* _Aim_: Write the records out again, keeping each line exactly as it is.

═══ The records ═══

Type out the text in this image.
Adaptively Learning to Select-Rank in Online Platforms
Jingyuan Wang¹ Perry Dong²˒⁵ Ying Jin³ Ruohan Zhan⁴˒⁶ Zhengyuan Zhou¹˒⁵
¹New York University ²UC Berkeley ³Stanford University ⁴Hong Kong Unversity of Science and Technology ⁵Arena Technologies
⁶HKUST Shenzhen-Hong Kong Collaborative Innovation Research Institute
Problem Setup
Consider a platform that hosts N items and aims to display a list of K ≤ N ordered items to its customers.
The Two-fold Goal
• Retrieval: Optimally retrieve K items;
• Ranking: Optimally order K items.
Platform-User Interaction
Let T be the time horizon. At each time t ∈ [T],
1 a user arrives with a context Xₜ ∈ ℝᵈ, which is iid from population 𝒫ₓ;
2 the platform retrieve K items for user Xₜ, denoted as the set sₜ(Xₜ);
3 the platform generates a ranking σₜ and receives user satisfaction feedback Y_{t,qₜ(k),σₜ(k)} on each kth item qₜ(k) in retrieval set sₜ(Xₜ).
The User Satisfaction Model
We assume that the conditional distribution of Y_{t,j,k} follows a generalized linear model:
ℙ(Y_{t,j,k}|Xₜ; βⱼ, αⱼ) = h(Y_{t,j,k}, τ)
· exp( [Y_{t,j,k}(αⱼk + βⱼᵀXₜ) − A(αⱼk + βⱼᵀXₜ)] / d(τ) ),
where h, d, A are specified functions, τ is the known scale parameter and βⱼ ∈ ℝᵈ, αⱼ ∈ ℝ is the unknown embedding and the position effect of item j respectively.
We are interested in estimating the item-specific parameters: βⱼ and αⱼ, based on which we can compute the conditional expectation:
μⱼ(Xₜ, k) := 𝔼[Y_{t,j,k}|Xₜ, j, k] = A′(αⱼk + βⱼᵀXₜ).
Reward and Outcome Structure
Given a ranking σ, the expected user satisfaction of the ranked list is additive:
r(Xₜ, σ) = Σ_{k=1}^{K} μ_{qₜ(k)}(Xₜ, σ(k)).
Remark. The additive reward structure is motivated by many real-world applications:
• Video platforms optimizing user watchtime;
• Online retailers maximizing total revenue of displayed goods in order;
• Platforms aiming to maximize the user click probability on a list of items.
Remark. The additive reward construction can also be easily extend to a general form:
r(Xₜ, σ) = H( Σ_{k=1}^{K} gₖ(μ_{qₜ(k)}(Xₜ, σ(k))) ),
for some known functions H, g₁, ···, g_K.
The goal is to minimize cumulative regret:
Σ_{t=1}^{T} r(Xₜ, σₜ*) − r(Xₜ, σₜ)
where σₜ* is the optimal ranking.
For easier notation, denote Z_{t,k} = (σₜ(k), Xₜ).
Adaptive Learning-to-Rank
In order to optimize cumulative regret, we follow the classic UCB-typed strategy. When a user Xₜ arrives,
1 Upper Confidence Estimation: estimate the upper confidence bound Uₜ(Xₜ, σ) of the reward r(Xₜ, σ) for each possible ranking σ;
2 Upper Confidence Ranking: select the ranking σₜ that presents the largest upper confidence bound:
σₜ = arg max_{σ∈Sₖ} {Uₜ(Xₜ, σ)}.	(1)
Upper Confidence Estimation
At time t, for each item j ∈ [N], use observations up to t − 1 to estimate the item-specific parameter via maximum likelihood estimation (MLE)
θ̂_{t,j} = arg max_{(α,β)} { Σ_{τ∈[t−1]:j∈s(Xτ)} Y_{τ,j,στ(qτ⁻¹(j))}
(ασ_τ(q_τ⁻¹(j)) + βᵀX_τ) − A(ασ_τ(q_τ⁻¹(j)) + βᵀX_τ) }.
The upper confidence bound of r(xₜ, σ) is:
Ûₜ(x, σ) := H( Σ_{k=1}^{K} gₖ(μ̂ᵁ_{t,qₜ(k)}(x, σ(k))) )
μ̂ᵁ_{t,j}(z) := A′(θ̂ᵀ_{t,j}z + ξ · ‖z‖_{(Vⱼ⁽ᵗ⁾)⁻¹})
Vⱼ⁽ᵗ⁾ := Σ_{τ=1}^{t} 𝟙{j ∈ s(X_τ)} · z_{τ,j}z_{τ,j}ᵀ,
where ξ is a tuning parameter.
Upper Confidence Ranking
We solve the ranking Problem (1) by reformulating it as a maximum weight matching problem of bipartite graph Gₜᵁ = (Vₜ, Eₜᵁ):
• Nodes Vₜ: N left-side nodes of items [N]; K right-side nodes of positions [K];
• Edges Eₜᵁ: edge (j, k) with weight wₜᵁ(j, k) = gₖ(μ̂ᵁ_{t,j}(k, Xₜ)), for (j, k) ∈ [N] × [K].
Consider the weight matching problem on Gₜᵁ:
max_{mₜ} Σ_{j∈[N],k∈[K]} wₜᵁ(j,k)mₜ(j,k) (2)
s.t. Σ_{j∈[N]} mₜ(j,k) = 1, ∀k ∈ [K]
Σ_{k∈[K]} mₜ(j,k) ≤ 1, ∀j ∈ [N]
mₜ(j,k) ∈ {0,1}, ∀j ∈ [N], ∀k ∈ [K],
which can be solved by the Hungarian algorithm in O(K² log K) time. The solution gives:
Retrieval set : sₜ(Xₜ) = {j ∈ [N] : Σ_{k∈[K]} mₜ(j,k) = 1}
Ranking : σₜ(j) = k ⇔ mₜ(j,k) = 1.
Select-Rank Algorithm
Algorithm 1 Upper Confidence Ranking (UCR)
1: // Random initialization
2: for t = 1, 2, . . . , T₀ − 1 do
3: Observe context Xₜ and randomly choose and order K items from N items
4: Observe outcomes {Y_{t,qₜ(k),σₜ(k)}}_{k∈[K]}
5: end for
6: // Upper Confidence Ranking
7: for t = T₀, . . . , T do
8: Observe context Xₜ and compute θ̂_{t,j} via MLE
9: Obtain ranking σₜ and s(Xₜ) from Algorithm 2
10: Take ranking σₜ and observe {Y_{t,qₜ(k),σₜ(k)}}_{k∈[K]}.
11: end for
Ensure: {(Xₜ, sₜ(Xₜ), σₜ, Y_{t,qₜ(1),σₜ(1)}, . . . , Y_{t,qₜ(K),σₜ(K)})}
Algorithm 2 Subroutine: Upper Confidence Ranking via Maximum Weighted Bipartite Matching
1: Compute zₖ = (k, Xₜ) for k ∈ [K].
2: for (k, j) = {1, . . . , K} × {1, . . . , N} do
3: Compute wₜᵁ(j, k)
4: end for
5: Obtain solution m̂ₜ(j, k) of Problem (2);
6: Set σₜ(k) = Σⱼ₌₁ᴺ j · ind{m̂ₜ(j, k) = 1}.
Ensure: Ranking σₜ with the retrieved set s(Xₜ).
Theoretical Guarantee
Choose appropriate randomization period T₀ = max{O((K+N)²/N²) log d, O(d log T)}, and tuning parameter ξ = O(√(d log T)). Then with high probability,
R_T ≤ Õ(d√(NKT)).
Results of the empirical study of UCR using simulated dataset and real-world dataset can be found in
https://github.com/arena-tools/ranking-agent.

═══

* _Output for this exercise_:
Type out the text in this image.
Adaptively Learning to Select-Rank in Online Platforms
Jingyuan Wang¹ Perry Dong²˒⁵ Ying Jin³ Ruohan Zhan⁴˒⁶ Zhengyuan Zhou¹˒⁵
¹New York University ²UC Berkeley ³Stanford University ⁴Hong Kong Unversity of Science and Technology ⁵Arena Technologies
⁶HKUST Shenzhen-Hong Kong Collaborative Innovation Research Institute
Problem Setup
Consider a platform that hosts N items and aims to display a list of K ≤ N ordered items to its customers.
The Two-fold Goal
• Retrieval: Optimally retrieve K items;
• Ranking: Optimally order K items.
Platform-User Interaction
Let T be the time horizon. At each time t ∈ [T],
1 a user arrives with a context Xₜ ∈ ℝᵈ, which is iid from population 𝒫ₓ;
2 the platform retrieve K items for user Xₜ, denoted as the set sₜ(Xₜ);
3 the platform generates a ranking σₜ and receives user satisfaction feedback Y_{t,qₜ(k),σₜ(k)} on each kth item qₜ(k) in retrieval set sₜ(Xₜ).
The User Satisfaction Model
We assume that the conditional distribution of Y_{t,j,k} follows a generalized linear model:
ℙ(Y_{t,j,k}|Xₜ; βⱼ, αⱼ) = h(Y_{t,j,k}, τ)
· exp( [Y_{t,j,k}(αⱼk + βⱼᵀXₜ) − A(αⱼk + βⱼᵀXₜ)] / d(τ) ),
where h, d, A are specified functions, τ is the known scale parameter and βⱼ ∈ ℝᵈ, αⱼ ∈ ℝ is the unknown embedding and the position effect of item j respectively.
We are interested in estimating the item-specific parameters: βⱼ and αⱼ, based on which we can compute the conditional expectation:
μⱼ(Xₜ, k) := 𝔼[Y_{t,j,k}|Xₜ, j, k] = A′(αⱼk + βⱼᵀXₜ).
Reward and Outcome Structure
Given a ranking σ, the expected user satisfaction of the ranked list is additive:
r(Xₜ, σ) = Σ_{k=1}^{K} μ_{qₜ(k)}(Xₜ, σ(k)).
Remark. The additive reward structure is motivated by many real-world applications:
• Video platforms optimizing user watchtime;
• Online retailers maximizing total revenue of displayed goods in order;
• Platforms aiming to maximize the user click probability on a list of items.
Remark. The additive reward construction can also be easily extend to a general form:
r(Xₜ, σ) = H( Σ_{k=1}^{K} gₖ(μ_{qₜ(k)}(Xₜ, σ(k))) ),
for some known functions H, g₁, ···, g_K.
The goal is to minimize cumulative regret:
Σ_{t=1}^{T} r(Xₜ, σₜ*) − r(Xₜ, σₜ)
where σₜ* is the optimal ranking.
For easier notation, denote Z_{t,k} = (σₜ(k), Xₜ).
Adaptive Learning-to-Rank
In order to optimize cumulative regret, we follow the classic UCB-typed strategy. When a user Xₜ arrives,
1 Upper Confidence Estimation: estimate the upper confidence bound Uₜ(Xₜ, σ) of the reward r(Xₜ, σ) for each possible ranking σ;
2 Upper Confidence Ranking: select the ranking σₜ that presents the largest upper confidence bound:
σₜ = arg max_{σ∈Sₖ} {Uₜ(Xₜ, σ)}.	(1)
Upper Confidence Estimation
At time t, for each item j ∈ [N], use observations up to t − 1 to estimate the item-specific parameter via maximum likelihood estimation (MLE)
θ̂_{t,j} = arg max_{(α,β)} { Σ_{τ∈[t−1]:j∈s(Xτ)} Y_{τ,j,στ(qτ⁻¹(j))}
(ασ_τ(q_τ⁻¹(j)) + βᵀX_τ) − A(ασ_τ(q_τ⁻¹(j)) + βᵀX_τ) }.
The upper confidence bound of r(xₜ, σ) is:
Ûₜ(x, σ) := H( Σ_{k=1}^{K} gₖ(μ̂ᵁ_{t,qₜ(k)}(x, σ(k))) )
μ̂ᵁ_{t,j}(z) := A′(θ̂ᵀ_{t,j}z + ξ · ‖z‖_{(Vⱼ⁽ᵗ⁾)⁻¹})
Vⱼ⁽ᵗ⁾ := Σ_{τ=1}^{t} 𝟙{j ∈ s(X_τ)} · z_{τ,j}z_{τ,j}ᵀ,
where ξ is a tuning parameter.
Upper Confidence Ranking
We solve the ranking Problem (1) by reformulating it as a maximum weight matching problem of bipartite graph Gₜᵁ = (Vₜ, Eₜᵁ):
• Nodes Vₜ: N left-side nodes of items [N]; K right-side nodes of positions [K];
• Edges Eₜᵁ: edge (j, k) with weight wₜᵁ(j, k) = gₖ(μ̂ᵁ_{t,j}(k, Xₜ)), for (j, k) ∈ [N] × [K].
Consider the weight matching problem on Gₜᵁ:
max_{mₜ} Σ_{j∈[N],k∈[K]} wₜᵁ(j,k)mₜ(j,k) (2)
s.t. Σ_{j∈[N]} mₜ(j,k) = 1, ∀k ∈ [K]
Σ_{k∈[K]} mₜ(j,k) ≤ 1, ∀j ∈ [N]
mₜ(j,k) ∈ {0,1}, ∀j ∈ [N], ∀k ∈ [K],
which can be solved by the Hungarian algorithm in O(K² log K) time. The solution gives:
Retrieval set : sₜ(Xₜ) = {j ∈ [N] : Σ_{k∈[K]} mₜ(j,k) = 1}
Ranking : σₜ(j) = k ⇔ mₜ(j,k) = 1.
Select-Rank Algorithm
Algorithm 1 Upper Confidence Ranking (UCR)
1: // Random initialization
2: for t = 1, 2, . . . , T₀ − 1 do
3: Observe context Xₜ and randomly choose and order K items from N items
4: Observe outcomes {Y_{t,qₜ(k),σₜ(k)}}_{k∈[K]}
5: end for
6: // Upper Confidence Ranking
7: for t = T₀, . . . , T do
8: Observe context Xₜ and compute θ̂_{t,j} via MLE
9: Obtain ranking σₜ and s(Xₜ) from Algorithm 2
10: Take ranking σₜ and observe {Y_{t,qₜ(k),σₜ(k)}}_{k∈[K]}.
11: end for
Ensure: {(Xₜ, sₜ(Xₜ), σₜ, Y_{t,qₜ(1),σₜ(1)}, . . . , Y_{t,qₜ(K),σₜ(K)})}
Algorithm 2 Subroutine: Upper Confidence Ranking via Maximum Weighted Bipartite Matching
1: Compute zₖ = (k, Xₜ) for k ∈ [K].
2: for (k, j) = {1, . . . , K} × {1, . . . , N} do
3: Compute wₜᵁ(j, k)
4: end for
5: Obtain solution m̂ₜ(j, k) of Problem (2);
6: Set σₜ(k) = Σⱼ₌₁ᴺ j · ind{m̂ₜ(j, k) = 1}.
Ensure: Ranking σₜ with the retrieved set s(Xₜ).
Theoretical Guarantee
Choose appropriate randomization period T₀ = max{O((K+N)²/N²) log d, O(d log T)}, and tuning parameter ξ = O(√(d log T)). Then with high probability,
R_T ≤ Õ(d√(NKT)).
Results of the empirical study of UCR using simulated dataset and real-world dataset can be found in
https://github.com/arena-tools/ranking-agent.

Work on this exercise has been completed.